* **What this task involves**
Write out all of the entries that follow, word for word, but skip the pictures.

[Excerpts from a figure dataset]
+ + + + + + +

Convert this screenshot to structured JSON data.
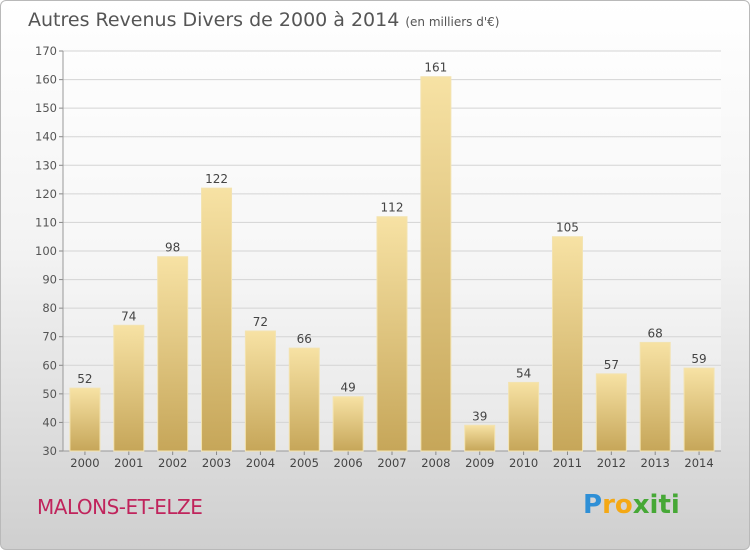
{
  "header": {
    "title": "Autres Revenus Divers de 2000 à 2014",
    "unit": "(en milliers d'€)"
  },
  "footer": {
    "place": "MALONS-ET-ELZE",
    "logo": "Proxiti"
  },
  "colors": {
    "bar_light": "#f7e2a4",
    "bar_dark": "#c8a75a",
    "place": "#c0245c"
  },
  "chart_data": {
    "type": "bar",
    "title": "Autres Revenus Divers de 2000 à 2014",
    "categories": [
      "2000",
      "2001",
      "2002",
      "2003",
      "2004",
      "2005",
      "2006",
      "2007",
      "2008",
      "2009",
      "2010",
      "2011",
      "2012",
      "2013",
      "2014"
    ],
    "values": [
      52,
      74,
      98,
      122,
      72,
      66,
      49,
      112,
      161,
      39,
      54,
      105,
      57,
      68,
      59
    ],
    "ylim": [
      30,
      170
    ],
    "yticks": [
      30,
      40,
      50,
      60,
      70,
      80,
      90,
      100,
      110,
      120,
      130,
      140,
      150,
      160,
      170
    ],
    "grid": true,
    "xlabel": "",
    "ylabel": ""
  }
}
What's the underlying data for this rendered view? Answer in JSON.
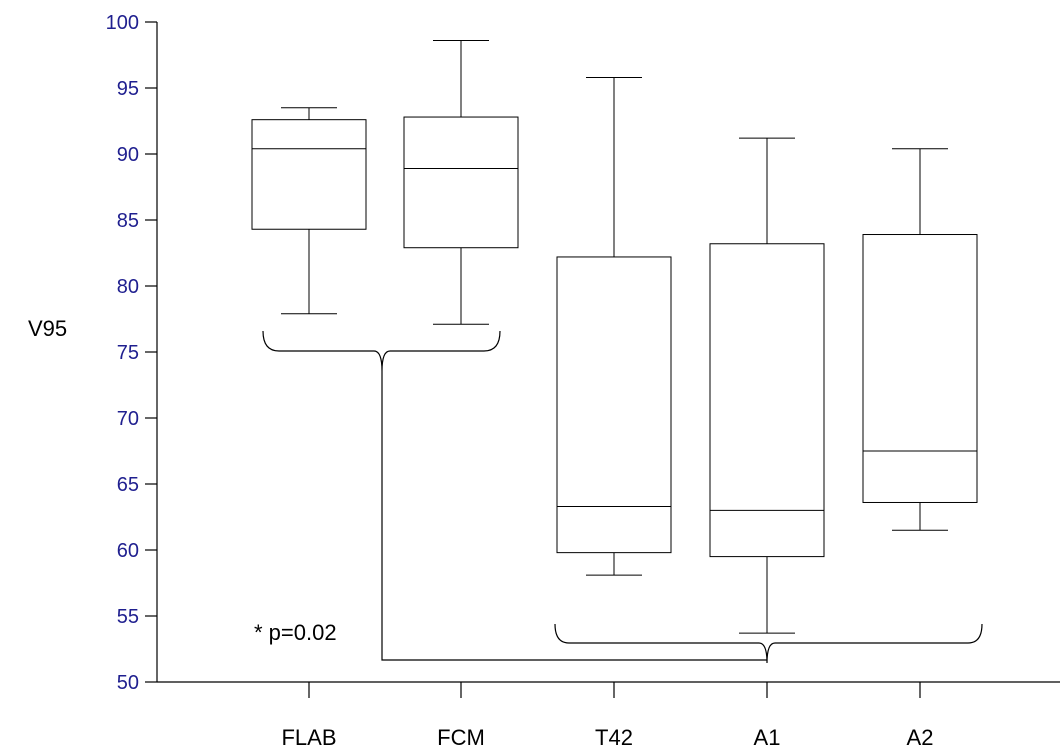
{
  "chart_data": {
    "type": "box",
    "ylabel": "V95",
    "xlabel": "",
    "ylim": [
      50,
      100
    ],
    "yticks": [
      50,
      55,
      60,
      65,
      70,
      75,
      80,
      85,
      90,
      95,
      100
    ],
    "grid": false,
    "categories": [
      "FLAB",
      "FCM",
      "T42",
      "A1",
      "A2"
    ],
    "boxes": [
      {
        "category": "FLAB",
        "min": 77.9,
        "q1": 84.3,
        "median": 90.4,
        "q3": 92.6,
        "max": 93.5
      },
      {
        "category": "FCM",
        "min": 77.1,
        "q1": 82.9,
        "median": 88.9,
        "q3": 92.8,
        "max": 98.6
      },
      {
        "category": "T42",
        "min": 58.1,
        "q1": 59.8,
        "median": 63.3,
        "q3": 82.2,
        "max": 95.8
      },
      {
        "category": "A1",
        "min": 53.7,
        "q1": 59.5,
        "median": 63.0,
        "q3": 83.2,
        "max": 91.2
      },
      {
        "category": "A2",
        "min": 61.5,
        "q1": 63.6,
        "median": 67.5,
        "q3": 83.9,
        "max": 90.4
      }
    ],
    "annotations": [
      {
        "text": "* p=0.02",
        "groups": [
          [
            "FLAB",
            "FCM"
          ],
          [
            "T42",
            "A1",
            "A2"
          ]
        ]
      }
    ]
  }
}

+ + + + + + +

* **Correct response**
Convert this screenshot to structured JSON data.
{
  "header": {
    "title": "Autres Revenus Divers de 2000 à 2014",
    "unit": "(en milliers d'€)"
  },
  "footer": {
    "place": "MALONS-ET-ELZE",
    "logo": "Proxiti"
  },
  "colors": {
    "bar_light": "#f7e2a4",
    "bar_dark": "#c8a75a",
    "place": "#c0245c"
  },
  "chart_data": {
    "type": "bar",
    "title": "Autres Revenus Divers de 2000 à 2014",
    "categories": [
      "2000",
      "2001",
      "2002",
      "2003",
      "2004",
      "2005",
      "2006",
      "2007",
      "2008",
      "2009",
      "2010",
      "2011",
      "2012",
      "2013",
      "2014"
    ],
    "values": [
      52,
      74,
      98,
      122,
      72,
      66,
      49,
      112,
      161,
      39,
      54,
      105,
      57,
      68,
      59
    ],
    "ylim": [
      30,
      170
    ],
    "yticks": [
      30,
      40,
      50,
      60,
      70,
      80,
      90,
      100,
      110,
      120,
      130,
      140,
      150,
      160,
      170
    ],
    "grid": true,
    "xlabel": "",
    "ylabel": ""
  }
}
What's the underlying data for this rendered view? Answer in JSON.
{
  "chart_data": {
    "type": "box",
    "ylabel": "V95",
    "xlabel": "",
    "ylim": [
      50,
      100
    ],
    "yticks": [
      50,
      55,
      60,
      65,
      70,
      75,
      80,
      85,
      90,
      95,
      100
    ],
    "grid": false,
    "categories": [
      "FLAB",
      "FCM",
      "T42",
      "A1",
      "A2"
    ],
    "boxes": [
      {
        "category": "FLAB",
        "min": 77.9,
        "q1": 84.3,
        "median": 90.4,
        "q3": 92.6,
        "max": 93.5
      },
      {
        "category": "FCM",
        "min": 77.1,
        "q1": 82.9,
        "median": 88.9,
        "q3": 92.8,
        "max": 98.6
      },
      {
        "category": "T42",
        "min": 58.1,
        "q1": 59.8,
        "median": 63.3,
        "q3": 82.2,
        "max": 95.8
      },
      {
        "category": "A1",
        "min": 53.7,
        "q1": 59.5,
        "median": 63.0,
        "q3": 83.2,
        "max": 91.2
      },
      {
        "category": "A2",
        "min": 61.5,
        "q1": 63.6,
        "median": 67.5,
        "q3": 83.9,
        "max": 90.4
      }
    ],
    "annotations": [
      {
        "text": "* p=0.02",
        "groups": [
          [
            "FLAB",
            "FCM"
          ],
          [
            "T42",
            "A1",
            "A2"
          ]
        ]
      }
    ]
  }
}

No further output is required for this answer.